What the task asks
Pick out each line below containing "Rohan".
*** Data for this task
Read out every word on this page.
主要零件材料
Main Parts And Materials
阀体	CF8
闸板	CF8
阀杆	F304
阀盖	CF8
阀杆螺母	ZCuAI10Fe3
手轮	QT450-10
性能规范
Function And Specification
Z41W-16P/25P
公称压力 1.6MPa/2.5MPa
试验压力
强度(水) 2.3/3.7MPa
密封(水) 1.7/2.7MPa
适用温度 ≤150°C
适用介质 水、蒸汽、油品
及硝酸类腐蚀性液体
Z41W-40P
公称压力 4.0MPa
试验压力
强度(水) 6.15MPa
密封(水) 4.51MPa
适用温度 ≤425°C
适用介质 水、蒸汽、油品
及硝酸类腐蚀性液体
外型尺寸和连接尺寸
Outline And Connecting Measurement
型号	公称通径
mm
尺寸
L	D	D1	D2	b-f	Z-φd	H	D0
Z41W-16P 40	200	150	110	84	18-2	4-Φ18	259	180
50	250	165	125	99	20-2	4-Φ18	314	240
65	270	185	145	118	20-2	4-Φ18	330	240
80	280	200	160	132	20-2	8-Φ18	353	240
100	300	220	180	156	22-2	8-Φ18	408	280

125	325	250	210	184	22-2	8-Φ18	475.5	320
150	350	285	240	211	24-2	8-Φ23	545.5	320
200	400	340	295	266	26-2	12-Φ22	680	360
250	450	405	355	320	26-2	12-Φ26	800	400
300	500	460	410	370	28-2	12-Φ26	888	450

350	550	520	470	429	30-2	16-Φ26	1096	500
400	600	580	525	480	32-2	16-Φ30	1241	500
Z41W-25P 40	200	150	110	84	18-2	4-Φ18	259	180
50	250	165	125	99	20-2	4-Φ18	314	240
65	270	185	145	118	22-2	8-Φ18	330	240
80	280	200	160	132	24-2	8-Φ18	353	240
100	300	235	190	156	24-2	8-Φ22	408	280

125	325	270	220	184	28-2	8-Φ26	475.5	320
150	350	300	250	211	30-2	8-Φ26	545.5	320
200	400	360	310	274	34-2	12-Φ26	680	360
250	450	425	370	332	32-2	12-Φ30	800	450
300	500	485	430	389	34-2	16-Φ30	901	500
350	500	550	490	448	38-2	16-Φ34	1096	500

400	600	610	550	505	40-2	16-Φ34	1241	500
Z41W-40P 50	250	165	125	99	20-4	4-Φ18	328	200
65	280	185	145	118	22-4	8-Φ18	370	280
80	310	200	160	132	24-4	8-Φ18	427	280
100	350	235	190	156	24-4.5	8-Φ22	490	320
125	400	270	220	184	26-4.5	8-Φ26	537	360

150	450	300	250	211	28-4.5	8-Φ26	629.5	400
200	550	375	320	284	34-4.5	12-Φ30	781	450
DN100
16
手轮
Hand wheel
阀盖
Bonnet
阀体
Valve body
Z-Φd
******
*** Data for this task
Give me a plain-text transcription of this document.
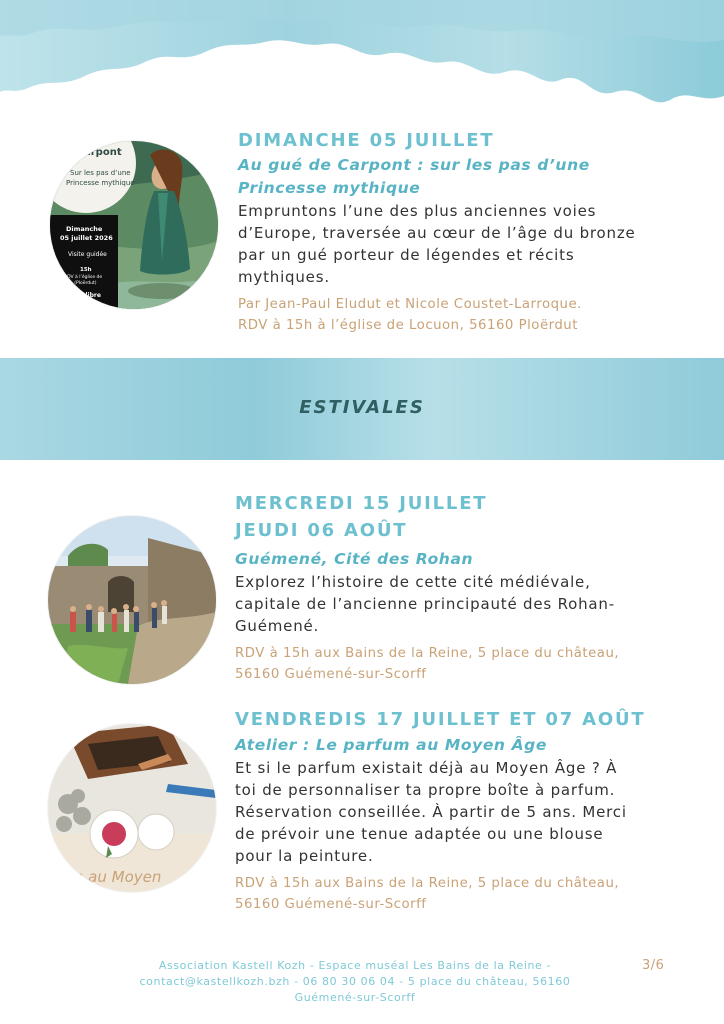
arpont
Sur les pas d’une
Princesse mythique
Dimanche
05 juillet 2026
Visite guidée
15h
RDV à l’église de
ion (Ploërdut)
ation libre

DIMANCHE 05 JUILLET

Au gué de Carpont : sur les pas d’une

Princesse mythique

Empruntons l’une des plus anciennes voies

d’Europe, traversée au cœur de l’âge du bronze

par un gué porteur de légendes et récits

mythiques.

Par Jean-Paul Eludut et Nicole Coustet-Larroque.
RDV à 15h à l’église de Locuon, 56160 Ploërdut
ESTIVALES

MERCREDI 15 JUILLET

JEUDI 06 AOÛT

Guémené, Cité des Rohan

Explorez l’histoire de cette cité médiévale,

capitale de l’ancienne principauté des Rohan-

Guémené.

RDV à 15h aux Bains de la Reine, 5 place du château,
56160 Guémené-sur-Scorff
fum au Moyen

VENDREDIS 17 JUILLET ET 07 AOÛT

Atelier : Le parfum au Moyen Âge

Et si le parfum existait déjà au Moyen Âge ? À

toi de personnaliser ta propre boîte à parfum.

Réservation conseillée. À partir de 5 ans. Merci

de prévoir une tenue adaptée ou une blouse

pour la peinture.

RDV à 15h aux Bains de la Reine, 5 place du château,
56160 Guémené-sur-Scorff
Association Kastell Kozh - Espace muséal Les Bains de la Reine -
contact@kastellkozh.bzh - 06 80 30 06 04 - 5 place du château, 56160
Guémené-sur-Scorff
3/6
******
Output of the task
Guémené, Cité des Rohan
capitale de l’ancienne principauté des Rohan-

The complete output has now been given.